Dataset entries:
=====
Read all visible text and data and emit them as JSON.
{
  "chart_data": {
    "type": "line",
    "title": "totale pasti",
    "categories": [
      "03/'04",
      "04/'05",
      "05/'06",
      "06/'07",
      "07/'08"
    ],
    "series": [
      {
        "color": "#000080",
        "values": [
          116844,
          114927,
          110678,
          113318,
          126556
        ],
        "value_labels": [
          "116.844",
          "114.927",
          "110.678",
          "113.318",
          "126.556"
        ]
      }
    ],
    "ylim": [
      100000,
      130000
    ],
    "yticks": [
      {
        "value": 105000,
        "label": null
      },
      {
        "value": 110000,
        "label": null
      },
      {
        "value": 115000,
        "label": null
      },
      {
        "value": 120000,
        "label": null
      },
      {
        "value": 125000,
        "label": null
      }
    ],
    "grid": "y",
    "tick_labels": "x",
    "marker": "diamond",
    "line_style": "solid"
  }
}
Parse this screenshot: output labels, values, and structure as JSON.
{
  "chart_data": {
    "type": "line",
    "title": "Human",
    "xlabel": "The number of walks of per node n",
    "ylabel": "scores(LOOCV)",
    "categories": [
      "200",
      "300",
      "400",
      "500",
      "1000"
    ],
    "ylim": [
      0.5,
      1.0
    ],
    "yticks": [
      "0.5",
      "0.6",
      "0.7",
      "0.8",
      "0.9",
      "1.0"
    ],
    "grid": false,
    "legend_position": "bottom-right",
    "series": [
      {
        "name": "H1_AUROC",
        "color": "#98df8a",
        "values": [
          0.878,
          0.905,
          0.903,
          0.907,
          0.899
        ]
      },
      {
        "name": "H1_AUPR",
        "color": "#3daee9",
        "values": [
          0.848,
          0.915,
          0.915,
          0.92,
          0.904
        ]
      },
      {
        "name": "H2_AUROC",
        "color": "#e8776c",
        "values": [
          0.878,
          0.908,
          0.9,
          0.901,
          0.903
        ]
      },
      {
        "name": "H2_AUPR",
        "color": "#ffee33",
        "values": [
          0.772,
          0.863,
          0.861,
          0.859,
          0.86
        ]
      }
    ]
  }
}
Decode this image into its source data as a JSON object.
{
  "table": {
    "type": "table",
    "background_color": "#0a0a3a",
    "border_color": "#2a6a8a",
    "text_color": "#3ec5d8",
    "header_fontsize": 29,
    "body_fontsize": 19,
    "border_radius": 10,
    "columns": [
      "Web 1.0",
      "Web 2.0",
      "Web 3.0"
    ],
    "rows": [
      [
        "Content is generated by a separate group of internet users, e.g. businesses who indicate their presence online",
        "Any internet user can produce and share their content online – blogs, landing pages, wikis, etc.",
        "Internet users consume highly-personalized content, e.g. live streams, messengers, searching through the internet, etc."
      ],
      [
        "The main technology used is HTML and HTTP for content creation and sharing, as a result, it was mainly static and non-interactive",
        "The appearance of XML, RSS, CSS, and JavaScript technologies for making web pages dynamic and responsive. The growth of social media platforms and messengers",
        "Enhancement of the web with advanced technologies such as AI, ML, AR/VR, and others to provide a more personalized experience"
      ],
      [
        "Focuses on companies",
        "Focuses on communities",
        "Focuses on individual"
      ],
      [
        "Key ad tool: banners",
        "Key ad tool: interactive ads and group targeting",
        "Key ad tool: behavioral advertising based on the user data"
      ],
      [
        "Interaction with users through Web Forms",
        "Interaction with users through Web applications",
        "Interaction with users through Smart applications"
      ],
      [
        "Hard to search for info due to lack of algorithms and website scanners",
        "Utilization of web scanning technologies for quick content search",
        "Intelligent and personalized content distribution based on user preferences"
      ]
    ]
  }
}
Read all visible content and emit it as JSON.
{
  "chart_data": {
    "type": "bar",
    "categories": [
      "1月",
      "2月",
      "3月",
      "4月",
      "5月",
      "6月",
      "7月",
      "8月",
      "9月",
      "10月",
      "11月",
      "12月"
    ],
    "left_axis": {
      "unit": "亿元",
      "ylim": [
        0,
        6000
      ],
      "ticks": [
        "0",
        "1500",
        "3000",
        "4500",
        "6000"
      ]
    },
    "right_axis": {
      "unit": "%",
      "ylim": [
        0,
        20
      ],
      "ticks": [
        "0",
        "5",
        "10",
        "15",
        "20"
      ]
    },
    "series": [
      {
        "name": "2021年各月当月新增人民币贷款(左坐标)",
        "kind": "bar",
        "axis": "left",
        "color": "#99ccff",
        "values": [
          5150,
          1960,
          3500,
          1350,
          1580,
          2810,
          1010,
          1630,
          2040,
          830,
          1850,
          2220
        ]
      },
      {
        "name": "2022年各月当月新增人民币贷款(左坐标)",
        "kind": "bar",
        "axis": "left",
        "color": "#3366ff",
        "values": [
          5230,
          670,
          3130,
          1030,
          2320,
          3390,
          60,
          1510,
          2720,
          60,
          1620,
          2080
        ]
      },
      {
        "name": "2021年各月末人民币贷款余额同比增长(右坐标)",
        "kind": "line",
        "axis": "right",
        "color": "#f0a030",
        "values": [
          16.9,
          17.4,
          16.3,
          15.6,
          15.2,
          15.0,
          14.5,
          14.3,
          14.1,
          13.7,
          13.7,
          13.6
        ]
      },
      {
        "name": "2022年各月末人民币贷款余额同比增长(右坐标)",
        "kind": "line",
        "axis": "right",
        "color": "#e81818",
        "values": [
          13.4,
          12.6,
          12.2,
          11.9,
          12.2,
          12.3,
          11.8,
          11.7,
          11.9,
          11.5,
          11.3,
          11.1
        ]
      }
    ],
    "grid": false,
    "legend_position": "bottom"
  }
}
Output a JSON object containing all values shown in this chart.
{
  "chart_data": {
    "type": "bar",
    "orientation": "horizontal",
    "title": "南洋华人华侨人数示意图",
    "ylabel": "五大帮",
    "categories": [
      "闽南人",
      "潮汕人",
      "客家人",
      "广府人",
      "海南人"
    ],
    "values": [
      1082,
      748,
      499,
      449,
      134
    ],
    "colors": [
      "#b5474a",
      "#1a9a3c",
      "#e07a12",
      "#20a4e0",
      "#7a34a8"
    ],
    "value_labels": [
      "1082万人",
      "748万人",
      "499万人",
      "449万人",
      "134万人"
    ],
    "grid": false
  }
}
=====
Exercise objective: Print out every entry, keeping each one exact.

Task response:
Read all visible text and data and emit them as JSON.
{
  "chart_data": {
    "type": "line",
    "title": "totale pasti",
    "categories": [
      "03/'04",
      "04/'05",
      "05/'06",
      "06/'07",
      "07/'08"
    ],
    "series": [
      {
        "color": "#000080",
        "values": [
          116844,
          114927,
          110678,
          113318,
          126556
        ],
        "value_labels": [
          "116.844",
          "114.927",
          "110.678",
          "113.318",
          "126.556"
        ]
      }
    ],
    "ylim": [
      100000,
      130000
    ],
    "yticks": [
      {
        "value": 105000,
        "label": null
      },
      {
        "value": 110000,
        "label": null
      },
      {
        "value": 115000,
        "label": null
      },
      {
        "value": 120000,
        "label": null
      },
      {
        "value": 125000,
        "label": null
      }
    ],
    "grid": "y",
    "tick_labels": "x",
    "marker": "diamond",
    "line_style": "solid"
  }
}
Parse this screenshot: output labels, values, and structure as JSON.
{
  "chart_data": {
    "type": "line",
    "title": "Human",
    "xlabel": "The number of walks of per node n",
    "ylabel": "scores(LOOCV)",
    "categories": [
      "200",
      "300",
      "400",
      "500",
      "1000"
    ],
    "ylim": [
      0.5,
      1.0
    ],
    "yticks": [
      "0.5",
      "0.6",
      "0.7",
      "0.8",
      "0.9",
      "1.0"
    ],
    "grid": false,
    "legend_position": "bottom-right",
    "series": [
      {
        "name": "H1_AUROC",
        "color": "#98df8a",
        "values": [
          0.878,
          0.905,
          0.903,
          0.907,
          0.899
        ]
      },
      {
        "name": "H1_AUPR",
        "color": "#3daee9",
        "values": [
          0.848,
          0.915,
          0.915,
          0.92,
          0.904
        ]
      },
      {
        "name": "H2_AUROC",
        "color": "#e8776c",
        "values": [
          0.878,
          0.908,
          0.9,
          0.901,
          0.903
        ]
      },
      {
        "name": "H2_AUPR",
        "color": "#ffee33",
        "values": [
          0.772,
          0.863,
          0.861,
          0.859,
          0.86
        ]
      }
    ]
  }
}
Decode this image into its source data as a JSON object.
{
  "table": {
    "type": "table",
    "background_color": "#0a0a3a",
    "border_color": "#2a6a8a",
    "text_color": "#3ec5d8",
    "header_fontsize": 29,
    "body_fontsize": 19,
    "border_radius": 10,
    "columns": [
      "Web 1.0",
      "Web 2.0",
      "Web 3.0"
    ],
    "rows": [
      [
        "Content is generated by a separate group of internet users, e.g. businesses who indicate their presence online",
        "Any internet user can produce and share their content online – blogs, landing pages, wikis, etc.",
        "Internet users consume highly-personalized content, e.g. live streams, messengers, searching through the internet, etc."
      ],
      [
        "The main technology used is HTML and HTTP for content creation and sharing, as a result, it was mainly static and non-interactive",
        "The appearance of XML, RSS, CSS, and JavaScript technologies for making web pages dynamic and responsive. The growth of social media platforms and messengers",
        "Enhancement of the web with advanced technologies such as AI, ML, AR/VR, and others to provide a more personalized experience"
      ],
      [
        "Focuses on companies",
        "Focuses on communities",
        "Focuses on individual"
      ],
      [
        "Key ad tool: banners",
        "Key ad tool: interactive ads and group targeting",
        "Key ad tool: behavioral advertising based on the user data"
      ],
      [
        "Interaction with users through Web Forms",
        "Interaction with users through Web applications",
        "Interaction with users through Smart applications"
      ],
      [
        "Hard to search for info due to lack of algorithms and website scanners",
        "Utilization of web scanning technologies for quick content search",
        "Intelligent and personalized content distribution based on user preferences"
      ]
    ]
  }
}
Read all visible content and emit it as JSON.
{
  "chart_data": {
    "type": "bar",
    "categories": [
      "1月",
      "2月",
      "3月",
      "4月",
      "5月",
      "6月",
      "7月",
      "8月",
      "9月",
      "10月",
      "11月",
      "12月"
    ],
    "left_axis": {
      "unit": "亿元",
      "ylim": [
        0,
        6000
      ],
      "ticks": [
        "0",
        "1500",
        "3000",
        "4500",
        "6000"
      ]
    },
    "right_axis": {
      "unit": "%",
      "ylim": [
        0,
        20
      ],
      "ticks": [
        "0",
        "5",
        "10",
        "15",
        "20"
      ]
    },
    "series": [
      {
        "name": "2021年各月当月新增人民币贷款(左坐标)",
        "kind": "bar",
        "axis": "left",
        "color": "#99ccff",
        "values": [
          5150,
          1960,
          3500,
          1350,
          1580,
          2810,
          1010,
          1630,
          2040,
          830,
          1850,
          2220
        ]
      },
      {
        "name": "2022年各月当月新增人民币贷款(左坐标)",
        "kind": "bar",
        "axis": "left",
        "color": "#3366ff",
        "values": [
          5230,
          670,
          3130,
          1030,
          2320,
          3390,
          60,
          1510,
          2720,
          60,
          1620,
          2080
        ]
      },
      {
        "name": "2021年各月末人民币贷款余额同比增长(右坐标)",
        "kind": "line",
        "axis": "right",
        "color": "#f0a030",
        "values": [
          16.9,
          17.4,
          16.3,
          15.6,
          15.2,
          15.0,
          14.5,
          14.3,
          14.1,
          13.7,
          13.7,
          13.6
        ]
      },
      {
        "name": "2022年各月末人民币贷款余额同比增长(右坐标)",
        "kind": "line",
        "axis": "right",
        "color": "#e81818",
        "values": [
          13.4,
          12.6,
          12.2,
          11.9,
          12.2,
          12.3,
          11.8,
          11.7,
          11.9,
          11.5,
          11.3,
          11.1
        ]
      }
    ],
    "grid": false,
    "legend_position": "bottom"
  }
}
Output a JSON object containing all values shown in this chart.
{
  "chart_data": {
    "type": "bar",
    "orientation": "horizontal",
    "title": "南洋华人华侨人数示意图",
    "ylabel": "五大帮",
    "categories": [
      "闽南人",
      "潮汕人",
      "客家人",
      "广府人",
      "海南人"
    ],
    "values": [
      1082,
      748,
      499,
      449,
      134
    ],
    "colors": [
      "#b5474a",
      "#1a9a3c",
      "#e07a12",
      "#20a4e0",
      "#7a34a8"
    ],
    "value_labels": [
      "1082万人",
      "748万人",
      "499万人",
      "449万人",
      "134万人"
    ],
    "grid": false
  }
}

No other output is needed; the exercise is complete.